— BEGIN SUPPLIED DATA —

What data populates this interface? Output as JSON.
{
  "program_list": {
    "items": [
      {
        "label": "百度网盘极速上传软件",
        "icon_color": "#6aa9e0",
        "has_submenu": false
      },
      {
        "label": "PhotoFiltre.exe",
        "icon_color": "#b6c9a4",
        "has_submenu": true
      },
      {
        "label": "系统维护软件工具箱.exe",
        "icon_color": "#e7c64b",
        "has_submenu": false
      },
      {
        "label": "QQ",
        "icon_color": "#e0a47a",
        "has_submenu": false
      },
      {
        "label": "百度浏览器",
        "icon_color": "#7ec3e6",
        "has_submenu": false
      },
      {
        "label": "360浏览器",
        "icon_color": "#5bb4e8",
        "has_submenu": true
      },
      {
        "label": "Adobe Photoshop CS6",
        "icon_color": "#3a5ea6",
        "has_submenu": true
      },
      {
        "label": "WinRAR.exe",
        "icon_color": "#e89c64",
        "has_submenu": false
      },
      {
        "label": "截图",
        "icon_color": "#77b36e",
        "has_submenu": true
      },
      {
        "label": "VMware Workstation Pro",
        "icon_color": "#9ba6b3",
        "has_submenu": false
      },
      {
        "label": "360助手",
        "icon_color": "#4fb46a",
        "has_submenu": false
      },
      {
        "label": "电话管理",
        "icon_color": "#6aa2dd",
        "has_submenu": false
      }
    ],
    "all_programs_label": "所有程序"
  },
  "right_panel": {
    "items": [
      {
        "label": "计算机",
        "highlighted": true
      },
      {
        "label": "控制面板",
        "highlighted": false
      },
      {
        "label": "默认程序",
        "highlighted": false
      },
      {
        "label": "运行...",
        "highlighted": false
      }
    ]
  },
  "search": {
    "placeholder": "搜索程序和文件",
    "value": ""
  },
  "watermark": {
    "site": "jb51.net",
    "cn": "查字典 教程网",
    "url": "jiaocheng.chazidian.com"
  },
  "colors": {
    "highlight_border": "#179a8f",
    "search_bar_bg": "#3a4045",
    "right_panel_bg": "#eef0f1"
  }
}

— END SUPPLIED DATA —

• **INSTRUCTIONS TO FOLLOW**
Go through the listing and print each line exactly as it appears.

• **FINAL RESULT**
What data populates this interface? Output as JSON.
{
  "program_list": {
    "items": [
      {
        "label": "百度网盘极速上传软件",
        "icon_color": "#6aa9e0",
        "has_submenu": false
      },
      {
        "label": "PhotoFiltre.exe",
        "icon_color": "#b6c9a4",
        "has_submenu": true
      },
      {
        "label": "系统维护软件工具箱.exe",
        "icon_color": "#e7c64b",
        "has_submenu": false
      },
      {
        "label": "QQ",
        "icon_color": "#e0a47a",
        "has_submenu": false
      },
      {
        "label": "百度浏览器",
        "icon_color": "#7ec3e6",
        "has_submenu": false
      },
      {
        "label": "360浏览器",
        "icon_color": "#5bb4e8",
        "has_submenu": true
      },
      {
        "label": "Adobe Photoshop CS6",
        "icon_color": "#3a5ea6",
        "has_submenu": true
      },
      {
        "label": "WinRAR.exe",
        "icon_color": "#e89c64",
        "has_submenu": false
      },
      {
        "label": "截图",
        "icon_color": "#77b36e",
        "has_submenu": true
      },
      {
        "label": "VMware Workstation Pro",
        "icon_color": "#9ba6b3",
        "has_submenu": false
      },
      {
        "label": "360助手",
        "icon_color": "#4fb46a",
        "has_submenu": false
      },
      {
        "label": "电话管理",
        "icon_color": "#6aa2dd",
        "has_submenu": false
      }
    ],
    "all_programs_label": "所有程序"
  },
  "right_panel": {
    "items": [
      {
        "label": "计算机",
        "highlighted": true
      },
      {
        "label": "控制面板",
        "highlighted": false
      },
      {
        "label": "默认程序",
        "highlighted": false
      },
      {
        "label": "运行...",
        "highlighted": false
      }
    ]
  },
  "search": {
    "placeholder": "搜索程序和文件",
    "value": ""
  },
  "watermark": {
    "site": "jb51.net",
    "cn": "查字典 教程网",
    "url": "jiaocheng.chazidian.com"
  },
  "colors": {
    "highlight_border": "#179a8f",
    "search_bar_bg": "#3a4045",
    "right_panel_bg": "#eef0f1"
  }
}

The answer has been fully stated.